___ Records for the exercise ___

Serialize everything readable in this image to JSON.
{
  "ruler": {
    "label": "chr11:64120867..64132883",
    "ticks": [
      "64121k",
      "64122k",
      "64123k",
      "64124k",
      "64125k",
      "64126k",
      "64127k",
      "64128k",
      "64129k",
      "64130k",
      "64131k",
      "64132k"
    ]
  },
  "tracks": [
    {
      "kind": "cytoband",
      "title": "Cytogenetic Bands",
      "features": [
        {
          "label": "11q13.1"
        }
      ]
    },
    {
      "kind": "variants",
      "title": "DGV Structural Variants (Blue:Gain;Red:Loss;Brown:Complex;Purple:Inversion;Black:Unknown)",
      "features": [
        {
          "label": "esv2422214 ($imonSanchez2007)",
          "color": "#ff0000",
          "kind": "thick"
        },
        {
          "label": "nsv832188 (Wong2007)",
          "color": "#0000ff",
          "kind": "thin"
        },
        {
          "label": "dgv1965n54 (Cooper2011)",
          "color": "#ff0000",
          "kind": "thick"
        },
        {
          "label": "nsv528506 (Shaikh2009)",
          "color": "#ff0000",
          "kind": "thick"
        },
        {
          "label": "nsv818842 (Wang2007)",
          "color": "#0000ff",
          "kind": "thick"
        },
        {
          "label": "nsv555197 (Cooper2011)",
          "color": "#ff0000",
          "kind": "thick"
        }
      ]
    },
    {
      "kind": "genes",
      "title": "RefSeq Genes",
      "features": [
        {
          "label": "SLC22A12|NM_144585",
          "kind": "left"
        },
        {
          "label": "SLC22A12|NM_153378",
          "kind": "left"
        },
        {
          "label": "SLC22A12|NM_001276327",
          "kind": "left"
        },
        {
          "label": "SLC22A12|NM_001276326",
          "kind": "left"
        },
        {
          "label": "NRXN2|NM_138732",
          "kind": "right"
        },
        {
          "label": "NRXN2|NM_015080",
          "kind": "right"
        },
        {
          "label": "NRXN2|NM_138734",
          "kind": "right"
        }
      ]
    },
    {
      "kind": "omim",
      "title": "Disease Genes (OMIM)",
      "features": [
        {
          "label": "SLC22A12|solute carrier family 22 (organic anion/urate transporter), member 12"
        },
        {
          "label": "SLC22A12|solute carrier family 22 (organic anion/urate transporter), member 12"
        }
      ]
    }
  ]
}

___

| What to do |
Please tally every line of the material above that has the string "title", and write only the total.

| Expected answer |
4